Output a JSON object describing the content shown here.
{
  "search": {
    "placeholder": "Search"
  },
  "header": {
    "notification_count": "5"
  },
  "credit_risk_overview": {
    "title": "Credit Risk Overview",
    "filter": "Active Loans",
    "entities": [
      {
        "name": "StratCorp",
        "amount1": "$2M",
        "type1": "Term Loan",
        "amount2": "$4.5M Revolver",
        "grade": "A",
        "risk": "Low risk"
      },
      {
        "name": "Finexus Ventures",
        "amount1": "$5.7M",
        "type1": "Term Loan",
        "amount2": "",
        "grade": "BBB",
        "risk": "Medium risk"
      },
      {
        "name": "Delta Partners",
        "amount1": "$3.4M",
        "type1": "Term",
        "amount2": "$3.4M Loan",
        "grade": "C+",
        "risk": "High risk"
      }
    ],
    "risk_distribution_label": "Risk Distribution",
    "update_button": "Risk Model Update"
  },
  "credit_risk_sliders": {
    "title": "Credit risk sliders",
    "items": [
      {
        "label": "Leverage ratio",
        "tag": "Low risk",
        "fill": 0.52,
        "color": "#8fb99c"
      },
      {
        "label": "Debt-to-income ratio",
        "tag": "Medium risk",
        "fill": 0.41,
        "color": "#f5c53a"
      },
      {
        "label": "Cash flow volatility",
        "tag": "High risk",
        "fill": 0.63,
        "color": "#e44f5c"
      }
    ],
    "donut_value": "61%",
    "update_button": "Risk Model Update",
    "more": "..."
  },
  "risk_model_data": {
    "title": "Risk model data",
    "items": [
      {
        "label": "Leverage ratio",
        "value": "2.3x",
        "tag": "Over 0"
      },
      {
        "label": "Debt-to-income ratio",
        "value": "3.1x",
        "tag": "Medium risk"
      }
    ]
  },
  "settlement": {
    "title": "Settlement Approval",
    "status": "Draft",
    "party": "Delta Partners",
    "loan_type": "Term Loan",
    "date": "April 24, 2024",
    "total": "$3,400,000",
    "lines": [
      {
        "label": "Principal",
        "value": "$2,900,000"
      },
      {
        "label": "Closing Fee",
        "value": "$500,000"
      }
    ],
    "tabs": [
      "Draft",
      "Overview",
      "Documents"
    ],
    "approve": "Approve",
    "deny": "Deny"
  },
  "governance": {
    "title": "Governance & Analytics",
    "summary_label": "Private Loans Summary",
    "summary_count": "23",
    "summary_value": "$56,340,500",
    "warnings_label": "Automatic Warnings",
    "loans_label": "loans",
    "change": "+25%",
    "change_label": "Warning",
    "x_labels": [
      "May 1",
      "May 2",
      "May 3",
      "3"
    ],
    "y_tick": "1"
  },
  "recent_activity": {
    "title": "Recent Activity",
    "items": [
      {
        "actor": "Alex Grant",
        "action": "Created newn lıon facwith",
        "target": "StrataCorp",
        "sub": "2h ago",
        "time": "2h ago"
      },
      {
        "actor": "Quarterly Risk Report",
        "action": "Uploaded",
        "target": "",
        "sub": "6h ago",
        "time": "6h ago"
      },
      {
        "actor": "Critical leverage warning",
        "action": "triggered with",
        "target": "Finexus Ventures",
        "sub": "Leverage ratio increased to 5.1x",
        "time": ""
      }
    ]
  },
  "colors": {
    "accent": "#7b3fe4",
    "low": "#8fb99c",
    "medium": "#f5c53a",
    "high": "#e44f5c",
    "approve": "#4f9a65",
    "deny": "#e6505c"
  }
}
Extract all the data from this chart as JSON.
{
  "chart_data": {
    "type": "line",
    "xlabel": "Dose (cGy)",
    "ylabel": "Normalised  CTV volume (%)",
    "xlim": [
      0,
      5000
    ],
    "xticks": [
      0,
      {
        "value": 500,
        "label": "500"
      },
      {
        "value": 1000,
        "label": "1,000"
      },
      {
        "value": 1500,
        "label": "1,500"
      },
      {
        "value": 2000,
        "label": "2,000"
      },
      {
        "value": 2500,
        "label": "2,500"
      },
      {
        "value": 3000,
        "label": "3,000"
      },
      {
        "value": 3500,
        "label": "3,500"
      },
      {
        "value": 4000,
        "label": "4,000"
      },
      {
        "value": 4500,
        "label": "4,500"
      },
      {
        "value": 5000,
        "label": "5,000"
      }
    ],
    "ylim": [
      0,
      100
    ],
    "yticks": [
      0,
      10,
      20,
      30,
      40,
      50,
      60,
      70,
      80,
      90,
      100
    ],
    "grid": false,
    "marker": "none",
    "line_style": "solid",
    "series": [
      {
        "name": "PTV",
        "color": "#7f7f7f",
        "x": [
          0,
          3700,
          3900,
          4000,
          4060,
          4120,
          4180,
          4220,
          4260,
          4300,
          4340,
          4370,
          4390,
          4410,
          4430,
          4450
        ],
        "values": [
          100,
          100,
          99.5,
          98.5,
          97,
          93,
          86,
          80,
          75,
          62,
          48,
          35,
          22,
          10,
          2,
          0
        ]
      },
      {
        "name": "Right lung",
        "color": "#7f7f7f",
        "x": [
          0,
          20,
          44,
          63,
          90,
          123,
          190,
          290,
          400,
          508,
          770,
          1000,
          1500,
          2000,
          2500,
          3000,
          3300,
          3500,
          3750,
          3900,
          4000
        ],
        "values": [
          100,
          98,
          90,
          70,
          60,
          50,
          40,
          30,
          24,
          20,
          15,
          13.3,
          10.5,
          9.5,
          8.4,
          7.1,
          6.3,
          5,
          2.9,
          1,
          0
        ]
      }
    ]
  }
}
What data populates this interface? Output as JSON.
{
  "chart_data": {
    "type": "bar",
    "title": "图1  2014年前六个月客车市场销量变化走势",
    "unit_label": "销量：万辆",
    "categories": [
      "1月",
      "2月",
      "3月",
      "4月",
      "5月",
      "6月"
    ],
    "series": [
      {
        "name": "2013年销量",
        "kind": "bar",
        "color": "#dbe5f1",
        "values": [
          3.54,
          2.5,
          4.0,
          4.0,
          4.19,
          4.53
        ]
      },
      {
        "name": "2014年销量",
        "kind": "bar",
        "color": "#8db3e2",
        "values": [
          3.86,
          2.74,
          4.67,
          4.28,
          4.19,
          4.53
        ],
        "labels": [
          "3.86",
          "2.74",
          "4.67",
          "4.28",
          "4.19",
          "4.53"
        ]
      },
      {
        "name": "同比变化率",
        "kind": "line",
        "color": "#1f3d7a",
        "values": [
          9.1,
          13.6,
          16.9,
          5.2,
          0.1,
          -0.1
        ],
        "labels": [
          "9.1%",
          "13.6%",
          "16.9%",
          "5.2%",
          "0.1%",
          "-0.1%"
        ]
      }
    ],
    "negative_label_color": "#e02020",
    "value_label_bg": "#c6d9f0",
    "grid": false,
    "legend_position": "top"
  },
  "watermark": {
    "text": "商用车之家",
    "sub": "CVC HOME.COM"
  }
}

————————

**Goal of the exercise:**
Retype the records that precede this task, keeping them exactly the same.

**The result:**
Output a JSON object describing the content shown here.
{
  "search": {
    "placeholder": "Search"
  },
  "header": {
    "notification_count": "5"
  },
  "credit_risk_overview": {
    "title": "Credit Risk Overview",
    "filter": "Active Loans",
    "entities": [
      {
        "name": "StratCorp",
        "amount1": "$2M",
        "type1": "Term Loan",
        "amount2": "$4.5M Revolver",
        "grade": "A",
        "risk": "Low risk"
      },
      {
        "name": "Finexus Ventures",
        "amount1": "$5.7M",
        "type1": "Term Loan",
        "amount2": "",
        "grade": "BBB",
        "risk": "Medium risk"
      },
      {
        "name": "Delta Partners",
        "amount1": "$3.4M",
        "type1": "Term",
        "amount2": "$3.4M Loan",
        "grade": "C+",
        "risk": "High risk"
      }
    ],
    "risk_distribution_label": "Risk Distribution",
    "update_button": "Risk Model Update"
  },
  "credit_risk_sliders": {
    "title": "Credit risk sliders",
    "items": [
      {
        "label": "Leverage ratio",
        "tag": "Low risk",
        "fill": 0.52,
        "color": "#8fb99c"
      },
      {
        "label": "Debt-to-income ratio",
        "tag": "Medium risk",
        "fill": 0.41,
        "color": "#f5c53a"
      },
      {
        "label": "Cash flow volatility",
        "tag": "High risk",
        "fill": 0.63,
        "color": "#e44f5c"
      }
    ],
    "donut_value": "61%",
    "update_button": "Risk Model Update",
    "more": "..."
  },
  "risk_model_data": {
    "title": "Risk model data",
    "items": [
      {
        "label": "Leverage ratio",
        "value": "2.3x",
        "tag": "Over 0"
      },
      {
        "label": "Debt-to-income ratio",
        "value": "3.1x",
        "tag": "Medium risk"
      }
    ]
  },
  "settlement": {
    "title": "Settlement Approval",
    "status": "Draft",
    "party": "Delta Partners",
    "loan_type": "Term Loan",
    "date": "April 24, 2024",
    "total": "$3,400,000",
    "lines": [
      {
        "label": "Principal",
        "value": "$2,900,000"
      },
      {
        "label": "Closing Fee",
        "value": "$500,000"
      }
    ],
    "tabs": [
      "Draft",
      "Overview",
      "Documents"
    ],
    "approve": "Approve",
    "deny": "Deny"
  },
  "governance": {
    "title": "Governance & Analytics",
    "summary_label": "Private Loans Summary",
    "summary_count": "23",
    "summary_value": "$56,340,500",
    "warnings_label": "Automatic Warnings",
    "loans_label": "loans",
    "change": "+25%",
    "change_label": "Warning",
    "x_labels": [
      "May 1",
      "May 2",
      "May 3",
      "3"
    ],
    "y_tick": "1"
  },
  "recent_activity": {
    "title": "Recent Activity",
    "items": [
      {
        "actor": "Alex Grant",
        "action": "Created newn lıon facwith",
        "target": "StrataCorp",
        "sub": "2h ago",
        "time": "2h ago"
      },
      {
        "actor": "Quarterly Risk Report",
        "action": "Uploaded",
        "target": "",
        "sub": "6h ago",
        "time": "6h ago"
      },
      {
        "actor": "Critical leverage warning",
        "action": "triggered with",
        "target": "Finexus Ventures",
        "sub": "Leverage ratio increased to 5.1x",
        "time": ""
      }
    ]
  },
  "colors": {
    "accent": "#7b3fe4",
    "low": "#8fb99c",
    "medium": "#f5c53a",
    "high": "#e44f5c",
    "approve": "#4f9a65",
    "deny": "#e6505c"
  }
}
Extract all the data from this chart as JSON.
{
  "chart_data": {
    "type": "line",
    "xlabel": "Dose (cGy)",
    "ylabel": "Normalised  CTV volume (%)",
    "xlim": [
      0,
      5000
    ],
    "xticks": [
      0,
      {
        "value": 500,
        "label": "500"
      },
      {
        "value": 1000,
        "label": "1,000"
      },
      {
        "value": 1500,
        "label": "1,500"
      },
      {
        "value": 2000,
        "label": "2,000"
      },
      {
        "value": 2500,
        "label": "2,500"
      },
      {
        "value": 3000,
        "label": "3,000"
      },
      {
        "value": 3500,
        "label": "3,500"
      },
      {
        "value": 4000,
        "label": "4,000"
      },
      {
        "value": 4500,
        "label": "4,500"
      },
      {
        "value": 5000,
        "label": "5,000"
      }
    ],
    "ylim": [
      0,
      100
    ],
    "yticks": [
      0,
      10,
      20,
      30,
      40,
      50,
      60,
      70,
      80,
      90,
      100
    ],
    "grid": false,
    "marker": "none",
    "line_style": "solid",
    "series": [
      {
        "name": "PTV",
        "color": "#7f7f7f",
        "x": [
          0,
          3700,
          3900,
          4000,
          4060,
          4120,
          4180,
          4220,
          4260,
          4300,
          4340,
          4370,
          4390,
          4410,
          4430,
          4450
        ],
        "values": [
          100,
          100,
          99.5,
          98.5,
          97,
          93,
          86,
          80,
          75,
          62,
          48,
          35,
          22,
          10,
          2,
          0
        ]
      },
      {
        "name": "Right lung",
        "color": "#7f7f7f",
        "x": [
          0,
          20,
          44,
          63,
          90,
          123,
          190,
          290,
          400,
          508,
          770,
          1000,
          1500,
          2000,
          2500,
          3000,
          3300,
          3500,
          3750,
          3900,
          4000
        ],
        "values": [
          100,
          98,
          90,
          70,
          60,
          50,
          40,
          30,
          24,
          20,
          15,
          13.3,
          10.5,
          9.5,
          8.4,
          7.1,
          6.3,
          5,
          2.9,
          1,
          0
        ]
      }
    ]
  }
}
What data populates this interface? Output as JSON.
{
  "chart_data": {
    "type": "bar",
    "title": "图1  2014年前六个月客车市场销量变化走势",
    "unit_label": "销量：万辆",
    "categories": [
      "1月",
      "2月",
      "3月",
      "4月",
      "5月",
      "6月"
    ],
    "series": [
      {
        "name": "2013年销量",
        "kind": "bar",
        "color": "#dbe5f1",
        "values": [
          3.54,
          2.5,
          4.0,
          4.0,
          4.19,
          4.53
        ]
      },
      {
        "name": "2014年销量",
        "kind": "bar",
        "color": "#8db3e2",
        "values": [
          3.86,
          2.74,
          4.67,
          4.28,
          4.19,
          4.53
        ],
        "labels": [
          "3.86",
          "2.74",
          "4.67",
          "4.28",
          "4.19",
          "4.53"
        ]
      },
      {
        "name": "同比变化率",
        "kind": "line",
        "color": "#1f3d7a",
        "values": [
          9.1,
          13.6,
          16.9,
          5.2,
          0.1,
          -0.1
        ],
        "labels": [
          "9.1%",
          "13.6%",
          "16.9%",
          "5.2%",
          "0.1%",
          "-0.1%"
        ]
      }
    ],
    "negative_label_color": "#e02020",
    "value_label_bg": "#c6d9f0",
    "grid": false,
    "legend_position": "top"
  },
  "watermark": {
    "text": "商用车之家",
    "sub": "CVC HOME.COM"
  }
}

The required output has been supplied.